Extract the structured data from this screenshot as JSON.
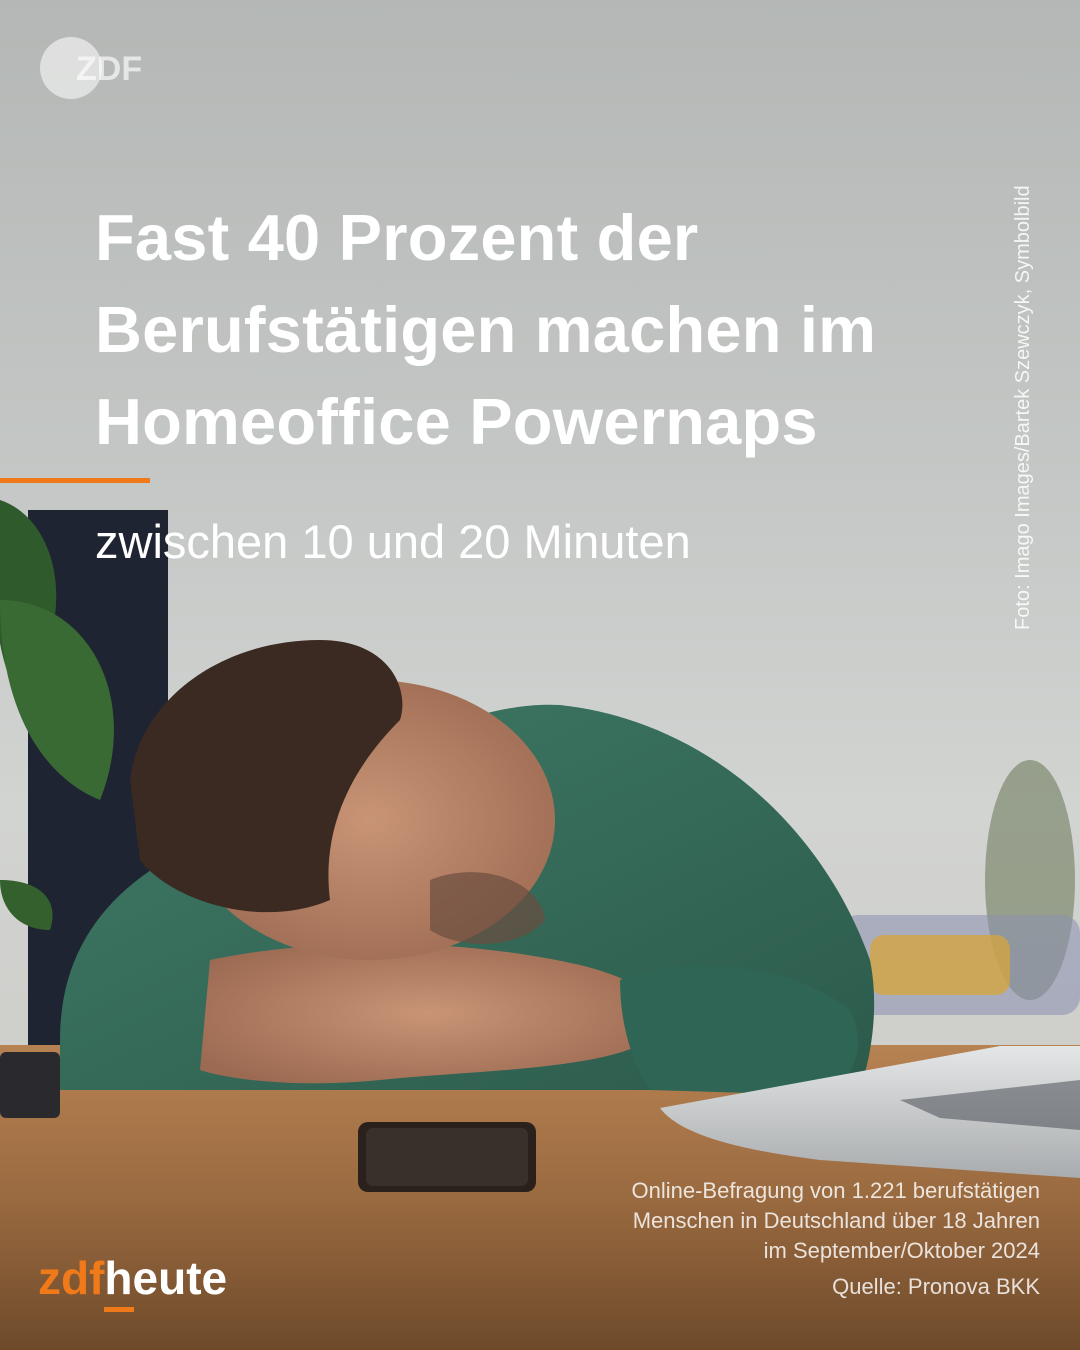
{
  "brand": {
    "badge_text": "ZDF",
    "logo_zdf": "zdf",
    "logo_heute": "heute",
    "accent_color": "#f07a1a"
  },
  "headline": {
    "lines": [
      "Fast 40 Prozent der",
      "Berufstätigen machen im",
      "Homeoffice Powernaps"
    ]
  },
  "subline": "zwischen 10 und 20 Minuten",
  "photo_credit": "Foto: Imago Images/Bartek Szewczyk, Symbolbild",
  "source": {
    "lines": [
      "Online-Befragung von 1.221 berufstätigen",
      "Menschen in Deutschland über 18 Jahren",
      "im September/Oktober 2024"
    ],
    "quelle": "Quelle: Pronova BKK"
  },
  "icons": [
    "zdf-logo-icon",
    "zdfheute-logo"
  ]
}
^^^^
Exercise:
Transcribe the material exactly, and leave out whatever pictures it holds.

In response:
Extract the structured data from this screenshot as JSON.
{
  "brand": {
    "badge_text": "ZDF",
    "logo_zdf": "zdf",
    "logo_heute": "heute",
    "accent_color": "#f07a1a"
  },
  "headline": {
    "lines": [
      "Fast 40 Prozent der",
      "Berufstätigen machen im",
      "Homeoffice Powernaps"
    ]
  },
  "subline": "zwischen 10 und 20 Minuten",
  "photo_credit": "Foto: Imago Images/Bartek Szewczyk, Symbolbild",
  "source": {
    "lines": [
      "Online-Befragung von 1.221 berufstätigen",
      "Menschen in Deutschland über 18 Jahren",
      "im September/Oktober 2024"
    ],
    "quelle": "Quelle: Pronova BKK"
  },
  "icons": [
    "zdf-logo-icon",
    "zdfheute-logo"
  ]
}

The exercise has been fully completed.